→ DIRECTION
Replace every "cover-subtitle" with "cover-subheading" across all of the records below, and reproduce them with nothing else changed.

Labeled region entries
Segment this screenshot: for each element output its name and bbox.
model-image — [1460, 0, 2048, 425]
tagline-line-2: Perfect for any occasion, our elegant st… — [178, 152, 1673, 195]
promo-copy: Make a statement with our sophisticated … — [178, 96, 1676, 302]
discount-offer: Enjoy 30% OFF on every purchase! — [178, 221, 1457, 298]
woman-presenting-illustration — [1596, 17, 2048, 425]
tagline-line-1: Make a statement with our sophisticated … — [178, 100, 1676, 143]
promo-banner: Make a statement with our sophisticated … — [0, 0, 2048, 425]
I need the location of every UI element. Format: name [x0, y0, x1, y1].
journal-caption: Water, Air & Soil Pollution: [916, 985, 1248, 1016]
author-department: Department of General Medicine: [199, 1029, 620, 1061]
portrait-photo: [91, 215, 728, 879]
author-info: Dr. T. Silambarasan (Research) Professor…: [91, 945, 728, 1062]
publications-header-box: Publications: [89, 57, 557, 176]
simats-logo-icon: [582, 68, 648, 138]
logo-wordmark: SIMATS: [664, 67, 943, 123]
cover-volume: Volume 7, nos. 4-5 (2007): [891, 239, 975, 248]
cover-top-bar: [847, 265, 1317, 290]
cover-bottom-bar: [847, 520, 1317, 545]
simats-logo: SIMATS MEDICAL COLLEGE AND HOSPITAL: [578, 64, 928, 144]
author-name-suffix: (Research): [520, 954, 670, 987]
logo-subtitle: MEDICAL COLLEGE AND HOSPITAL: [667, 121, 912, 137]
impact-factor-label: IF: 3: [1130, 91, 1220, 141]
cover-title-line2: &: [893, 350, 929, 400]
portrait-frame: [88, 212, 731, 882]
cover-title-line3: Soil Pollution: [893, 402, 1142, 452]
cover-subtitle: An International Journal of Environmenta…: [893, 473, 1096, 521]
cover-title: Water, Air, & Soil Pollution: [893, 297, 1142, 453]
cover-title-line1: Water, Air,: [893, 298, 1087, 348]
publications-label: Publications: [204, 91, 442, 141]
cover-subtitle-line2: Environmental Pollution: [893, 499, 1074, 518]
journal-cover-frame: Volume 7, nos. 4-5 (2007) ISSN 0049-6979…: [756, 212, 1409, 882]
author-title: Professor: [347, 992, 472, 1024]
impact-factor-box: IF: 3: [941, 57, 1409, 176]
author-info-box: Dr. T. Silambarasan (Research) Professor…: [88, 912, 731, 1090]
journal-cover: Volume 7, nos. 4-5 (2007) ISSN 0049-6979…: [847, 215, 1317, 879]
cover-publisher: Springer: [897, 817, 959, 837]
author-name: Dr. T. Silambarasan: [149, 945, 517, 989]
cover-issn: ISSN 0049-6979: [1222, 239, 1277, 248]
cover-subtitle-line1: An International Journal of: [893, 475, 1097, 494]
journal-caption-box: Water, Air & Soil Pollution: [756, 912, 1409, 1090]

→ EXERCISE ANSWER
Segment this screenshot: for each element output its name and bbox.
model-image — [1460, 0, 2048, 425]
tagline-line-2: Perfect for any occasion, our elegant st… — [178, 152, 1673, 195]
promo-copy: Make a statement with our sophisticated … — [178, 96, 1676, 302]
discount-offer: Enjoy 30% OFF on every purchase! — [178, 221, 1457, 298]
woman-presenting-illustration — [1596, 17, 2048, 425]
tagline-line-1: Make a statement with our sophisticated … — [178, 100, 1676, 143]
promo-banner: Make a statement with our sophisticated … — [0, 0, 2048, 425]
I need the location of every UI element. Format: name [x0, y0, x1, y1].
journal-caption: Water, Air & Soil Pollution: [916, 985, 1248, 1016]
author-department: Department of General Medicine: [199, 1029, 620, 1061]
portrait-photo: [91, 215, 728, 879]
author-info: Dr. T. Silambarasan (Research) Professor…: [91, 945, 728, 1062]
publications-header-box: Publications: [89, 57, 557, 176]
simats-logo-icon: [582, 68, 648, 138]
logo-wordmark: SIMATS: [664, 67, 943, 123]
cover-volume: Volume 7, nos. 4-5 (2007): [891, 239, 975, 248]
cover-top-bar: [847, 265, 1317, 290]
cover-bottom-bar: [847, 520, 1317, 545]
simats-logo: SIMATS MEDICAL COLLEGE AND HOSPITAL: [578, 64, 928, 144]
author-name-suffix: (Research): [520, 954, 670, 987]
logo-subtitle: MEDICAL COLLEGE AND HOSPITAL: [667, 121, 912, 137]
impact-factor-label: IF: 3: [1130, 91, 1220, 141]
cover-title-line2: &: [893, 350, 929, 400]
portrait-frame: [88, 212, 731, 882]
cover-title-line3: Soil Pollution: [893, 402, 1142, 452]
cover-subheading: An International Journal of Environmenta…: [893, 473, 1096, 521]
cover-title: Water, Air, & Soil Pollution: [893, 297, 1142, 453]
cover-title-line1: Water, Air,: [893, 298, 1087, 348]
publications-label: Publications: [204, 91, 442, 141]
cover-subheading-line2: Environmental Pollution: [893, 499, 1074, 518]
journal-cover-frame: Volume 7, nos. 4-5 (2007) ISSN 0049-6979…: [756, 212, 1409, 882]
author-title: Professor: [347, 992, 472, 1024]
impact-factor-box: IF: 3: [941, 57, 1409, 176]
author-info-box: Dr. T. Silambarasan (Research) Professor…: [88, 912, 731, 1090]
journal-cover: Volume 7, nos. 4-5 (2007) ISSN 0049-6979…: [847, 215, 1317, 879]
cover-publisher: Springer: [897, 817, 959, 837]
author-name: Dr. T. Silambarasan: [149, 945, 517, 989]
cover-issn: ISSN 0049-6979: [1222, 239, 1277, 248]
cover-subheading-line1: An International Journal of: [893, 475, 1097, 494]
journal-caption-box: Water, Air & Soil Pollution: [756, 912, 1409, 1090]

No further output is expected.